» **Description of the task**
Search the data for the word "סיסמת" and copy every line that contains it.

[Records provided start]

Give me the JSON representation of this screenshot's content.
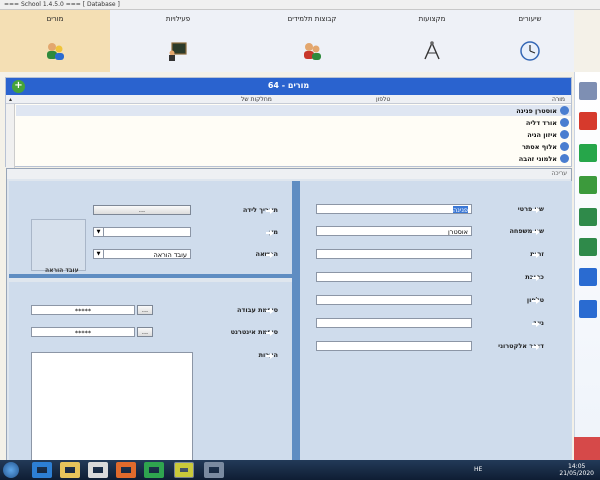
{
  "window": {
    "title": "=== School 1.4.5.0 ===  [ Database ]"
  },
  "tabs": [
    {
      "label": "שיעורים",
      "icon": "clock-icon"
    },
    {
      "label": "מקצועות",
      "icon": "compass-icon"
    },
    {
      "label": "קבוצות תלמידים",
      "icon": "student-group-icon"
    },
    {
      "label": "פעילויות",
      "icon": "blackboard-icon"
    },
    {
      "label": "מורים",
      "icon": "teachers-icon"
    }
  ],
  "list": {
    "title": "מורים - 64",
    "add_label": "+",
    "columns": {
      "name": "מורה",
      "phone": "טלפון",
      "department": "מחלקות של"
    },
    "rows": [
      {
        "name": "אוסטרן פנינה"
      },
      {
        "name": "אורד דליה"
      },
      {
        "name": "איזון הניה"
      },
      {
        "name": "אלוף אסתר"
      },
      {
        "name": "אלמוני זהבה"
      }
    ]
  },
  "editor": {
    "title": "עריכה",
    "fields": {
      "first_name": {
        "label": "שם פרטי",
        "value": "פנינה"
      },
      "last_name": {
        "label": "שם משפחה",
        "value": "אוסטרן"
      },
      "id": {
        "label": "זהות",
        "value": ""
      },
      "address": {
        "label": "כתובת",
        "value": ""
      },
      "phone": {
        "label": "טלפון",
        "value": ""
      },
      "mobile": {
        "label": "נייד",
        "value": ""
      },
      "email": {
        "label": "דואר אלקטרוני",
        "value": ""
      },
      "birth_date": {
        "label": "תאריך לידה",
        "button": "..."
      },
      "gender": {
        "label": "מין",
        "value": ""
      },
      "license": {
        "label": "הרשאה",
        "value": "עובד הוראה"
      },
      "photo_label": "עובד הוראה",
      "work_password": {
        "label": "סיסמת עבודה",
        "value": "*****",
        "button": "..."
      },
      "internet_password": {
        "label": "סיסמת אינטרנט",
        "value": "*****",
        "button": "..."
      },
      "notes": {
        "label": "הערות"
      }
    }
  },
  "sidebar": {
    "items": [
      {
        "icon": "windows-stack-icon",
        "color": "#7e8fb3"
      },
      {
        "icon": "calendar-31-icon",
        "color": "#d63a2c"
      },
      {
        "icon": "score-100-icon",
        "color": "#26a64a"
      },
      {
        "icon": "calendar-green-icon",
        "color": "#3c9a3c"
      },
      {
        "icon": "grid-calendar-icon",
        "color": "#2f8a4a"
      },
      {
        "icon": "grid-edit-icon",
        "color": "#2f8a4a"
      },
      {
        "icon": "gear-icon",
        "color": "#2a6bd1"
      },
      {
        "icon": "info-icon",
        "color": "#2a6bd1"
      }
    ]
  },
  "taskbar": {
    "items": [
      {
        "icon": "ie-icon"
      },
      {
        "icon": "folder-icon"
      },
      {
        "icon": "media-icon"
      },
      {
        "icon": "firefox-icon"
      },
      {
        "icon": "chrome-icon"
      },
      {
        "icon": "school-app-icon"
      },
      {
        "icon": "tool-icon"
      }
    ],
    "lang": "HE",
    "time": "14:05",
    "date": "21/05/2020"
  }
}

[Records provided end]

» **Task response**
        "label": "סיסמת עבודה",
        "label": "סיסמת אינטרנט",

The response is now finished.